[Stored items from a collection]
◇ ◇ ◇

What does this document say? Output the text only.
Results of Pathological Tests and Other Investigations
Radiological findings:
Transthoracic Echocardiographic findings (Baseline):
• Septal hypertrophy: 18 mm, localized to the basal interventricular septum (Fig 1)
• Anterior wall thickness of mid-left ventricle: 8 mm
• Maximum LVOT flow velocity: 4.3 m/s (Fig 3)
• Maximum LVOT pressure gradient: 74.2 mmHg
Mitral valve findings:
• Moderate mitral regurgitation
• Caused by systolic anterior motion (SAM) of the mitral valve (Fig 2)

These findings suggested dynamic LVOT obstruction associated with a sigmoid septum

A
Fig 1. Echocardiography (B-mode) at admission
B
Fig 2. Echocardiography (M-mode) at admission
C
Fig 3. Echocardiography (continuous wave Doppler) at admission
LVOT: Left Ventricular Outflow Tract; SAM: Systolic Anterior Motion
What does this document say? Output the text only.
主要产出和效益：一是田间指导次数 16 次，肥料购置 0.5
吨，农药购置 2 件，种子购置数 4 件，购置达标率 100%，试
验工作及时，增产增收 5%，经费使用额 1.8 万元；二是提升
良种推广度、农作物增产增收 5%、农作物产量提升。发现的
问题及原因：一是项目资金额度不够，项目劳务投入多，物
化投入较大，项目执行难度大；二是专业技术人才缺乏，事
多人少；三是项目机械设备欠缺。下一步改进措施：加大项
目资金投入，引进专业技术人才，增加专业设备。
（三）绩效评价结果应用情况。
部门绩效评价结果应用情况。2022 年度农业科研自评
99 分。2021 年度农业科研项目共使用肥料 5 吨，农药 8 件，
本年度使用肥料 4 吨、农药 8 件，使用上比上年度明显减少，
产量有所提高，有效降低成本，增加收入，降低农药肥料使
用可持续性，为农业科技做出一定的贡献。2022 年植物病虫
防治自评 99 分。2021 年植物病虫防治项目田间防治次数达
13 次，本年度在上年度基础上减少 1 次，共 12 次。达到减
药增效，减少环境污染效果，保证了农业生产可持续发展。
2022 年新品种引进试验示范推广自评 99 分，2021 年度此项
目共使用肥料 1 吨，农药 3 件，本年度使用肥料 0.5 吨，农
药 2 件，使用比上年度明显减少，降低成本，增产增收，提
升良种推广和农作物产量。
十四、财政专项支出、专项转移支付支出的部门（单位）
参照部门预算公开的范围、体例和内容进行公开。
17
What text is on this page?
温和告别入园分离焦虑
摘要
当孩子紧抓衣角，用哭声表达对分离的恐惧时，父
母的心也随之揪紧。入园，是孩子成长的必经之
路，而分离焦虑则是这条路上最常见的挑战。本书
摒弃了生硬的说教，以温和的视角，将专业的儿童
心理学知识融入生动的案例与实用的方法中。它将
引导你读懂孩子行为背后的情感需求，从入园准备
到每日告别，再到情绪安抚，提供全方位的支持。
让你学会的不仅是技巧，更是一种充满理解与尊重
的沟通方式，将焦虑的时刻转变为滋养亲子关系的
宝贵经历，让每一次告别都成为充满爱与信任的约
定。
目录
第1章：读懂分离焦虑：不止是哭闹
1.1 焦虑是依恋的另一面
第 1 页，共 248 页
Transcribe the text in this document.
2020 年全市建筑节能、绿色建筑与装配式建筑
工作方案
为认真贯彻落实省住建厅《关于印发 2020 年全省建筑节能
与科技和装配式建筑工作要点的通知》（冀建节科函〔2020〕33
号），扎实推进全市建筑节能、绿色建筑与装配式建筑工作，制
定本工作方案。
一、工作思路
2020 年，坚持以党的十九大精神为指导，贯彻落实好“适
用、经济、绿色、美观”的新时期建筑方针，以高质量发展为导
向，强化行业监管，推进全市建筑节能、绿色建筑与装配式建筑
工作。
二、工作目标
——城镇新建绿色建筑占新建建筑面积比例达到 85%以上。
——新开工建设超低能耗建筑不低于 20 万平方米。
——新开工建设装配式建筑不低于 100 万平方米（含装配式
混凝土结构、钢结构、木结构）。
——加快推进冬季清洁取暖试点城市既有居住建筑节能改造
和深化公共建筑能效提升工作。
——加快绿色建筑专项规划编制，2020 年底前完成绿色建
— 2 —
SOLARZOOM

◇ ◇ ◇

**What is required:**
Exactly reproduce every line of the data above.

**Written answer:**
What does this document say? Output the text only.
Results of Pathological Tests and Other Investigations
Radiological findings:
Transthoracic Echocardiographic findings (Baseline):
• Septal hypertrophy: 18 mm, localized to the basal interventricular septum (Fig 1)
• Anterior wall thickness of mid-left ventricle: 8 mm
• Maximum LVOT flow velocity: 4.3 m/s (Fig 3)
• Maximum LVOT pressure gradient: 74.2 mmHg
Mitral valve findings:
• Moderate mitral regurgitation
• Caused by systolic anterior motion (SAM) of the mitral valve (Fig 2)

These findings suggested dynamic LVOT obstruction associated with a sigmoid septum

A
Fig 1. Echocardiography (B-mode) at admission
B
Fig 2. Echocardiography (M-mode) at admission
C
Fig 3. Echocardiography (continuous wave Doppler) at admission
LVOT: Left Ventricular Outflow Tract; SAM: Systolic Anterior Motion
What does this document say? Output the text only.
主要产出和效益：一是田间指导次数 16 次，肥料购置 0.5
吨，农药购置 2 件，种子购置数 4 件，购置达标率 100%，试
验工作及时，增产增收 5%，经费使用额 1.8 万元；二是提升
良种推广度、农作物增产增收 5%、农作物产量提升。发现的
问题及原因：一是项目资金额度不够，项目劳务投入多，物
化投入较大，项目执行难度大；二是专业技术人才缺乏，事
多人少；三是项目机械设备欠缺。下一步改进措施：加大项
目资金投入，引进专业技术人才，增加专业设备。
（三）绩效评价结果应用情况。
部门绩效评价结果应用情况。2022 年度农业科研自评
99 分。2021 年度农业科研项目共使用肥料 5 吨，农药 8 件，
本年度使用肥料 4 吨、农药 8 件，使用上比上年度明显减少，
产量有所提高，有效降低成本，增加收入，降低农药肥料使
用可持续性，为农业科技做出一定的贡献。2022 年植物病虫
防治自评 99 分。2021 年植物病虫防治项目田间防治次数达
13 次，本年度在上年度基础上减少 1 次，共 12 次。达到减
药增效，减少环境污染效果，保证了农业生产可持续发展。
2022 年新品种引进试验示范推广自评 99 分，2021 年度此项
目共使用肥料 1 吨，农药 3 件，本年度使用肥料 0.5 吨，农
药 2 件，使用比上年度明显减少，降低成本，增产增收，提
升良种推广和农作物产量。
十四、财政专项支出、专项转移支付支出的部门（单位）
参照部门预算公开的范围、体例和内容进行公开。
17
What text is on this page?
温和告别入园分离焦虑
摘要
当孩子紧抓衣角，用哭声表达对分离的恐惧时，父
母的心也随之揪紧。入园，是孩子成长的必经之
路，而分离焦虑则是这条路上最常见的挑战。本书
摒弃了生硬的说教，以温和的视角，将专业的儿童
心理学知识融入生动的案例与实用的方法中。它将
引导你读懂孩子行为背后的情感需求，从入园准备
到每日告别，再到情绪安抚，提供全方位的支持。
让你学会的不仅是技巧，更是一种充满理解与尊重
的沟通方式，将焦虑的时刻转变为滋养亲子关系的
宝贵经历，让每一次告别都成为充满爱与信任的约
定。
目录
第1章：读懂分离焦虑：不止是哭闹
1.1 焦虑是依恋的另一面
第 1 页，共 248 页
Transcribe the text in this document.
2020 年全市建筑节能、绿色建筑与装配式建筑
工作方案
为认真贯彻落实省住建厅《关于印发 2020 年全省建筑节能
与科技和装配式建筑工作要点的通知》（冀建节科函〔2020〕33
号），扎实推进全市建筑节能、绿色建筑与装配式建筑工作，制
定本工作方案。
一、工作思路
2020 年，坚持以党的十九大精神为指导，贯彻落实好“适
用、经济、绿色、美观”的新时期建筑方针，以高质量发展为导
向，强化行业监管，推进全市建筑节能、绿色建筑与装配式建筑
工作。
二、工作目标
——城镇新建绿色建筑占新建建筑面积比例达到 85%以上。
——新开工建设超低能耗建筑不低于 20 万平方米。
——新开工建设装配式建筑不低于 100 万平方米（含装配式
混凝土结构、钢结构、木结构）。
——加快推进冬季清洁取暖试点城市既有居住建筑节能改造
和深化公共建筑能效提升工作。
——加快绿色建筑专项规划编制，2020 年底前完成绿色建
— 2 —
SOLARZOOM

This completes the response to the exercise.